*Raw records*
· · · · · · ·

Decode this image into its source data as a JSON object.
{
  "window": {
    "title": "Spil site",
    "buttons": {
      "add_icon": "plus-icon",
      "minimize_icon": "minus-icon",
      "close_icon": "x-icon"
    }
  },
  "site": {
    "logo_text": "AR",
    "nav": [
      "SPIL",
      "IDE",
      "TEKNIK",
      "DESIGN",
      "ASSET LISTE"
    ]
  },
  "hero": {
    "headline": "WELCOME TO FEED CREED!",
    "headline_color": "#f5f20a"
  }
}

· · · · · · ·

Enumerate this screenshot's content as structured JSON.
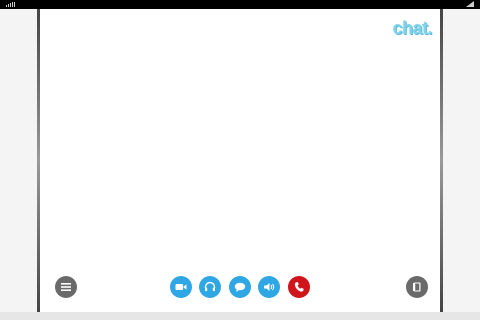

· · · · · · ·

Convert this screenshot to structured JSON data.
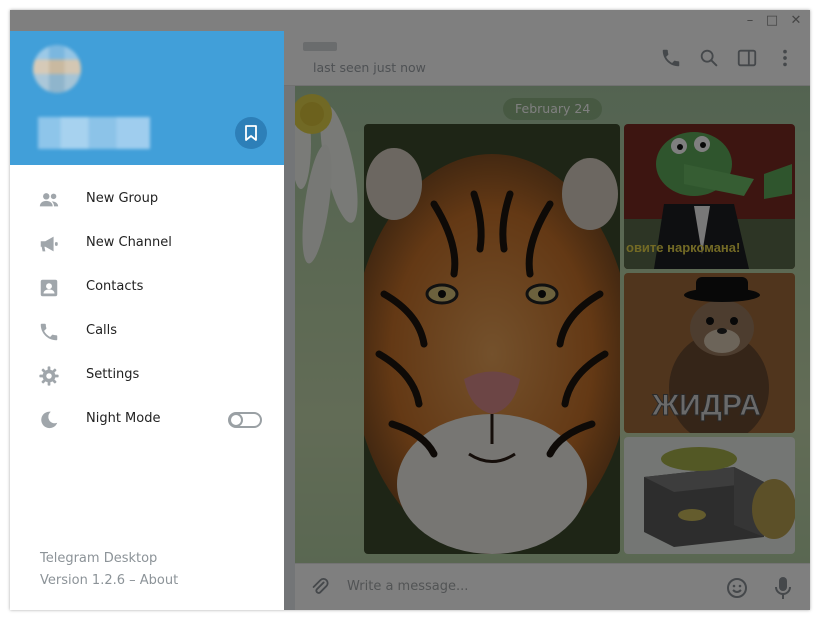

· · · · · · ·

*What is expected*
Go through the lines above. Select every one that has the string "screenshot".

*Correct output*
Enumerate this screenshot's content as structured JSON.
Convert this screenshot to structured JSON data.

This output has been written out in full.